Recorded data
'''

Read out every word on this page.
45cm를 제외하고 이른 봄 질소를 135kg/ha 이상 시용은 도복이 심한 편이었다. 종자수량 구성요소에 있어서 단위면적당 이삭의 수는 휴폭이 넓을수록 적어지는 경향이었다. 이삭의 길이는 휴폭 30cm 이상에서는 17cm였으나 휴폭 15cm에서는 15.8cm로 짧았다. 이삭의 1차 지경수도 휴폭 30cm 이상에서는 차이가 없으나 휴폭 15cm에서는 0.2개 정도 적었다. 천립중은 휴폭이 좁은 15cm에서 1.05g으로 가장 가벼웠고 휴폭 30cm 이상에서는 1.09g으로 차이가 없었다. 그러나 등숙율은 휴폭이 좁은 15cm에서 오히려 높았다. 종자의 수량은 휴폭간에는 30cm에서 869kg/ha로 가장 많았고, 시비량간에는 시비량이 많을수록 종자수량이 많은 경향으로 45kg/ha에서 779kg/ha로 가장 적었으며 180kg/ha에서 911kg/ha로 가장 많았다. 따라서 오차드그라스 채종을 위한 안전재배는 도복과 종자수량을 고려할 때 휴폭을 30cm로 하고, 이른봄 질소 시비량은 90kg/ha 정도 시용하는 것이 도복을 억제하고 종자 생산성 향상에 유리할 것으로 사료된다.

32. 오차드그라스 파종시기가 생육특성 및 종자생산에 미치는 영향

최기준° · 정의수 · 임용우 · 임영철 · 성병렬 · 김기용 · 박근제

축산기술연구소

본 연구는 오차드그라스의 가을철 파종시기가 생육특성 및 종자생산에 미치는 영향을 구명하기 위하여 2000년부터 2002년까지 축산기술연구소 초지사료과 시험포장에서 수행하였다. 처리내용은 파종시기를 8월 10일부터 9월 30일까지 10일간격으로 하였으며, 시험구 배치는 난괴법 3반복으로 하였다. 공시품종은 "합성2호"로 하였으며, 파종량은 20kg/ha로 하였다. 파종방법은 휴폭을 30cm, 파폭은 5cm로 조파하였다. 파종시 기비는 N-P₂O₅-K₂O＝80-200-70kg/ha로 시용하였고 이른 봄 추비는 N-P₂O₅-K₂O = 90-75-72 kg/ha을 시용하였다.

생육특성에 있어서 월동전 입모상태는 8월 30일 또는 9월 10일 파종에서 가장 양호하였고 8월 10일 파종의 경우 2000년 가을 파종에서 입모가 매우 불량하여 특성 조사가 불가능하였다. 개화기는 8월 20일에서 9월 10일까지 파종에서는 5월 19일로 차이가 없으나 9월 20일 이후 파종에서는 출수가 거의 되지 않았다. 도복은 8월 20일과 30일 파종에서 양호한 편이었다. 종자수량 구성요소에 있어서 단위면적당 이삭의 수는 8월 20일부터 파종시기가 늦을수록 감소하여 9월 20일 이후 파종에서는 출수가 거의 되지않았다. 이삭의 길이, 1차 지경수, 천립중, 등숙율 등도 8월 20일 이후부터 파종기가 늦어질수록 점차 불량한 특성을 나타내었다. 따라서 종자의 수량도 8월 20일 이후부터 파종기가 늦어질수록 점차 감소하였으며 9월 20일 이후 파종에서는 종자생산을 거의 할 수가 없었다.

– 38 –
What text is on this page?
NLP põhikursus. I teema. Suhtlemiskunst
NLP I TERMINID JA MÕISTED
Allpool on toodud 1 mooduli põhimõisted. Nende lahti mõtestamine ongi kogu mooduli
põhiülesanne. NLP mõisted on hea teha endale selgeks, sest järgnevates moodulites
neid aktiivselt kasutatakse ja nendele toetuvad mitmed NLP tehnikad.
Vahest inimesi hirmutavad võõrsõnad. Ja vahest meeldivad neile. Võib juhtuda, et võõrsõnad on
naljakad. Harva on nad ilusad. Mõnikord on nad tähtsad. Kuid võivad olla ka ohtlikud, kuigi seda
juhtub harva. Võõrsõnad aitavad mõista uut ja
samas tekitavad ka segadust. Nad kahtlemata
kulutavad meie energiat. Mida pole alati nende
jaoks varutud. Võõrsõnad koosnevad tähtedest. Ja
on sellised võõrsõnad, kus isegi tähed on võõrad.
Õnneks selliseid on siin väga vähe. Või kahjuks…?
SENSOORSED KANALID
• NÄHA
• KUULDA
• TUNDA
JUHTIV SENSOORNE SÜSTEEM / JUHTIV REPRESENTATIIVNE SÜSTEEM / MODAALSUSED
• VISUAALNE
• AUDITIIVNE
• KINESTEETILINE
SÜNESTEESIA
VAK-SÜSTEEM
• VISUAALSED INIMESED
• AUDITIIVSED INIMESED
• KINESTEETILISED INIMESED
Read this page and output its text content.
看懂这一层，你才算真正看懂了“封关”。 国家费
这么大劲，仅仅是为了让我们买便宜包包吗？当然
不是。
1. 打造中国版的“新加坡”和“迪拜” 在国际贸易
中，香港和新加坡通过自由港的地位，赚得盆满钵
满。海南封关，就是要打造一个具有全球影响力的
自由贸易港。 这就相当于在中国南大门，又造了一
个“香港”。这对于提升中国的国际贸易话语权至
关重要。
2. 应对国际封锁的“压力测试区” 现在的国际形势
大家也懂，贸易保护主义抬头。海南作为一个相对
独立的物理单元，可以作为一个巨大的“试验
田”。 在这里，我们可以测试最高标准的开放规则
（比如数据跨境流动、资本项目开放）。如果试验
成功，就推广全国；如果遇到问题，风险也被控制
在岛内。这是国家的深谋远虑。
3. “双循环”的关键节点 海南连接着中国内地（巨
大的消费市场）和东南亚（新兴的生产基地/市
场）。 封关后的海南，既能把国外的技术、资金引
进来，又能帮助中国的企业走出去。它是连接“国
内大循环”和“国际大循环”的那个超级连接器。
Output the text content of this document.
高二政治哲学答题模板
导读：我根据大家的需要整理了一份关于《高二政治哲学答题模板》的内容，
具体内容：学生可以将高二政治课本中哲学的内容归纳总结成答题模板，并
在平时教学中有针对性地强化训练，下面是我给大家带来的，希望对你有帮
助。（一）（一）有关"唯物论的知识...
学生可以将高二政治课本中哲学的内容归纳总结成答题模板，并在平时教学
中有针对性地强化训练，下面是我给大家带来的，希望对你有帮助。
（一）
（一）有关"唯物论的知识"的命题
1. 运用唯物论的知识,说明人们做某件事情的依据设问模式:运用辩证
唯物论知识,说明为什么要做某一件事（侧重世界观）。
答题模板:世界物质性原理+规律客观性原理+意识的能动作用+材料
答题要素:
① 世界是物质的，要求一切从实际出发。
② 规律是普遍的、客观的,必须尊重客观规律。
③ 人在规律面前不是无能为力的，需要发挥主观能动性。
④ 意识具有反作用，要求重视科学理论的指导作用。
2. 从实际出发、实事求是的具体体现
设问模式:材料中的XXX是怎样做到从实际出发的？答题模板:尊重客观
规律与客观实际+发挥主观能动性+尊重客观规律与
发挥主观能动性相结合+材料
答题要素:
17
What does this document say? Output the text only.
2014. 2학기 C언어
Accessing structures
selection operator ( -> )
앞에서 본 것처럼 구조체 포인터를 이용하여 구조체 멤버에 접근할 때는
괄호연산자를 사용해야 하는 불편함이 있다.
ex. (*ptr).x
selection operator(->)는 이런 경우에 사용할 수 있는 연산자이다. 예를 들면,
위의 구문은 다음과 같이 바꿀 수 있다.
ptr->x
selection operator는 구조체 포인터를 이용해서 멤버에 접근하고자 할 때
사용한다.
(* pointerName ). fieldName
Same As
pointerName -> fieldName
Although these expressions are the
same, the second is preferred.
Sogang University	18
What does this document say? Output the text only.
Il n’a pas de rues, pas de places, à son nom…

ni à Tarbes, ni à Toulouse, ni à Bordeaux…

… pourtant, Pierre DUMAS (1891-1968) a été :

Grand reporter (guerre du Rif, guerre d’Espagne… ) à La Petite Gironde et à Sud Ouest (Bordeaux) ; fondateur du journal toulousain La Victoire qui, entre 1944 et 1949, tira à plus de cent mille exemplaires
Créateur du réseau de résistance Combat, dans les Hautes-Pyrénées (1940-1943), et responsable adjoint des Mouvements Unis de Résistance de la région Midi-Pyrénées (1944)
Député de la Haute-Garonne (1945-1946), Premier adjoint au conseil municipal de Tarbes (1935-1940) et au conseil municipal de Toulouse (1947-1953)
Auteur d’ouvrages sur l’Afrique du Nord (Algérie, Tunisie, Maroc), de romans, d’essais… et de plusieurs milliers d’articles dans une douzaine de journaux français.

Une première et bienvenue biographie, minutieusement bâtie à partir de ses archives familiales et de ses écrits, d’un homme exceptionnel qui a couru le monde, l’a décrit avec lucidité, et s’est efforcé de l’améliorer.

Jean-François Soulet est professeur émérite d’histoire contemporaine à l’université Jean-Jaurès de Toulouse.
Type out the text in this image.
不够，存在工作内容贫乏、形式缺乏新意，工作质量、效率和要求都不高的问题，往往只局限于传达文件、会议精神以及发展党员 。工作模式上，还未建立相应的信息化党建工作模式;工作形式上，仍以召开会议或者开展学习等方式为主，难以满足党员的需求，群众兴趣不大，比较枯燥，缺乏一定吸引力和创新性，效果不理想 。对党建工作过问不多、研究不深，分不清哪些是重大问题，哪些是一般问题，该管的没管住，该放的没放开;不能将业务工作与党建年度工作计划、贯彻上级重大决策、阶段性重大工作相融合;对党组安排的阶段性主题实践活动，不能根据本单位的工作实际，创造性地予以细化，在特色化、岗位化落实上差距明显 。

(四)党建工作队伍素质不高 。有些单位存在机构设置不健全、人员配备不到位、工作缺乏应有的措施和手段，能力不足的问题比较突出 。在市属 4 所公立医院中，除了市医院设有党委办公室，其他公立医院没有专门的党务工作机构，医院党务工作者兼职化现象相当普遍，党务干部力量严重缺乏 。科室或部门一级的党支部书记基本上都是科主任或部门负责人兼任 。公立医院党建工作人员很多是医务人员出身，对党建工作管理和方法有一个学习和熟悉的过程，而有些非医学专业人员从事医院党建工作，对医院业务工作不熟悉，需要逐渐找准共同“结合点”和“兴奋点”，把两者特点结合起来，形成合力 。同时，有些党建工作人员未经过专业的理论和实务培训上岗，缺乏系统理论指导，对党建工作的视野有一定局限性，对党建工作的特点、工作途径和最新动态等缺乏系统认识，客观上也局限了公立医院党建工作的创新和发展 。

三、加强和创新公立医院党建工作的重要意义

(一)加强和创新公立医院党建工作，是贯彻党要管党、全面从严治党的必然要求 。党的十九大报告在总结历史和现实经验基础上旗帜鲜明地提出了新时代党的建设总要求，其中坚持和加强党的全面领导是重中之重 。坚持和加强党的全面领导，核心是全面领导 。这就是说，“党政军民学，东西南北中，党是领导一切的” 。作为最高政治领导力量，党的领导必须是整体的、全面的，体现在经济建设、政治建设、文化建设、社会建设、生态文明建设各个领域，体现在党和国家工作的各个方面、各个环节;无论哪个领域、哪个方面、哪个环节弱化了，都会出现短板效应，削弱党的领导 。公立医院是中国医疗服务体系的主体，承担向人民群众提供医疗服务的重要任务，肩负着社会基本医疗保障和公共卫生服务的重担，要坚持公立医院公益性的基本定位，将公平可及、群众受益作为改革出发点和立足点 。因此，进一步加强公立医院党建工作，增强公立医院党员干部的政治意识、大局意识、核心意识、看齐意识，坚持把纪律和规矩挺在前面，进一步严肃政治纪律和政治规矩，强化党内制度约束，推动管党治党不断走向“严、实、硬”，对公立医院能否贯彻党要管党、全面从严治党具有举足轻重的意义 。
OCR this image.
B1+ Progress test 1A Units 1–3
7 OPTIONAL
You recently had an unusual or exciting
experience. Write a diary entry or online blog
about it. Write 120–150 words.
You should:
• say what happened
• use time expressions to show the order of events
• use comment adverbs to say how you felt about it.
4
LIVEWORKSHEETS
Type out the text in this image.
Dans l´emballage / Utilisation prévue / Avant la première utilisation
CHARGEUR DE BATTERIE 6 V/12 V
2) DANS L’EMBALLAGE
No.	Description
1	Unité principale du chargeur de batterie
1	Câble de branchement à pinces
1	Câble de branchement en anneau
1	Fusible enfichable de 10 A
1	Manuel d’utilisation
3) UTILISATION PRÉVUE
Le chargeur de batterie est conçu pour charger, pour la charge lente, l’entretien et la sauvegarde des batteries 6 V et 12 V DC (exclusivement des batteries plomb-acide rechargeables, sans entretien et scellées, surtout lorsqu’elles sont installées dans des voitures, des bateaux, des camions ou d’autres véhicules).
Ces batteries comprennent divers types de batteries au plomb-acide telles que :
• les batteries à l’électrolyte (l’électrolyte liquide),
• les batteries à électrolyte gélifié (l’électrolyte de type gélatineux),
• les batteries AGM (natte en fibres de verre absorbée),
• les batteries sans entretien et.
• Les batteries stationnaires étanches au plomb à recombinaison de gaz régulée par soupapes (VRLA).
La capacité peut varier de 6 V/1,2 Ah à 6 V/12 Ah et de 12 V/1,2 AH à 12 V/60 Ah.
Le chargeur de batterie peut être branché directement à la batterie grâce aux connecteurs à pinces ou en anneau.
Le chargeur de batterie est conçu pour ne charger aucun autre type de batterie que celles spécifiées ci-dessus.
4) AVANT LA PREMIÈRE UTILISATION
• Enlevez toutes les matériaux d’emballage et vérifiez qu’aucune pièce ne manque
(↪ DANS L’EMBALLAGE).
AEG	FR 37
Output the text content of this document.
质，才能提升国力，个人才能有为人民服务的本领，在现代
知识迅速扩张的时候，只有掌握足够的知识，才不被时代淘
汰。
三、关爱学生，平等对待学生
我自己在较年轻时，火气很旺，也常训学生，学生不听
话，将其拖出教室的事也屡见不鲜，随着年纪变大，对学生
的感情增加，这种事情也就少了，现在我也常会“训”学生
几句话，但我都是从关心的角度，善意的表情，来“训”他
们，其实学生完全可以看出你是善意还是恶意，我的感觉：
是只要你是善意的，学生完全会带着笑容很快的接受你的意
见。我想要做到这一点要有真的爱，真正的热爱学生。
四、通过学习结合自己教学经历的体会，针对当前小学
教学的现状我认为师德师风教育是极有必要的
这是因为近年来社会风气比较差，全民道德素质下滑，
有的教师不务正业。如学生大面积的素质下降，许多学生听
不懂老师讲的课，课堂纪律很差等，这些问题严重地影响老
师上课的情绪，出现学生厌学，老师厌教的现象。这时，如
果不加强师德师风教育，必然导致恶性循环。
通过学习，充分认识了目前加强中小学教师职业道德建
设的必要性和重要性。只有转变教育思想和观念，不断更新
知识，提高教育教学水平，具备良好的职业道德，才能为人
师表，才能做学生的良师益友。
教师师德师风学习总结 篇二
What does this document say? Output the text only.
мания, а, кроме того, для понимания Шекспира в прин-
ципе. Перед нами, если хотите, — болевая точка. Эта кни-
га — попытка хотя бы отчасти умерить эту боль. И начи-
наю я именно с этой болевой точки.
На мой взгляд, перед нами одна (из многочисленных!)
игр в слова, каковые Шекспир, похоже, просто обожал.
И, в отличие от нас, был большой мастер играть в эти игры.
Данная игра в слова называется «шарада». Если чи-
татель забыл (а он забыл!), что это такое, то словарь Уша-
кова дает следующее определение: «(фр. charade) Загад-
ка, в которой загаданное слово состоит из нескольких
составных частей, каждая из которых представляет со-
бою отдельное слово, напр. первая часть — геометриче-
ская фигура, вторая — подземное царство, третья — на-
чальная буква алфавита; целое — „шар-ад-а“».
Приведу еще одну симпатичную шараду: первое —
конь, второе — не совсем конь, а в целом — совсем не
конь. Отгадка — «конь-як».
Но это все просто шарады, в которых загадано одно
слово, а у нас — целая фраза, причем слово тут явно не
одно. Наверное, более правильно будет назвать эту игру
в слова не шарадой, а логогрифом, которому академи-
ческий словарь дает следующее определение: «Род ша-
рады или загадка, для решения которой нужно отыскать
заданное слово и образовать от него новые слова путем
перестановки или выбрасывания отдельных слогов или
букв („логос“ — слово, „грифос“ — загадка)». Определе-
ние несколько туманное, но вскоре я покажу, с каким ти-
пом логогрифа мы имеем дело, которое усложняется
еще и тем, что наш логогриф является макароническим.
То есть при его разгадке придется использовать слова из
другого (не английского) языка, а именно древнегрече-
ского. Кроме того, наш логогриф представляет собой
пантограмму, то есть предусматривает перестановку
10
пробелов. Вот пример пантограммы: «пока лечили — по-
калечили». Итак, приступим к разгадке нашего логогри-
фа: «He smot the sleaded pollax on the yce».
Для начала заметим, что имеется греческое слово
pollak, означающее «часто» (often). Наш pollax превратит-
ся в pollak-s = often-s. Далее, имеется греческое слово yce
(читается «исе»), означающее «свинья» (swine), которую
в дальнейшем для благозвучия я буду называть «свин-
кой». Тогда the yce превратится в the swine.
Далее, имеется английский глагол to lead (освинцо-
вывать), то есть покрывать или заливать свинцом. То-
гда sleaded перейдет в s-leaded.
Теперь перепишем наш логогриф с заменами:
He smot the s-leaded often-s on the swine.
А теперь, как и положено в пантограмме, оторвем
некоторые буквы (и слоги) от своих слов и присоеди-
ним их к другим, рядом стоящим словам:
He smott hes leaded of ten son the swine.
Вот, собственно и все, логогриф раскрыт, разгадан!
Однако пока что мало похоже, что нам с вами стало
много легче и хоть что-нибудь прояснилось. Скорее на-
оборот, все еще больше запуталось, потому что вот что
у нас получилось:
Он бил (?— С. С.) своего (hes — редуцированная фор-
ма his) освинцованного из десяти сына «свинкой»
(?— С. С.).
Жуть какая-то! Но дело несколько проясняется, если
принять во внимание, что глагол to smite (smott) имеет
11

'''

### Task statement:
List every line above that contains the word "Write".

### The answer:
experience. Write a diary entry or online blog
about it. Write 120–150 words.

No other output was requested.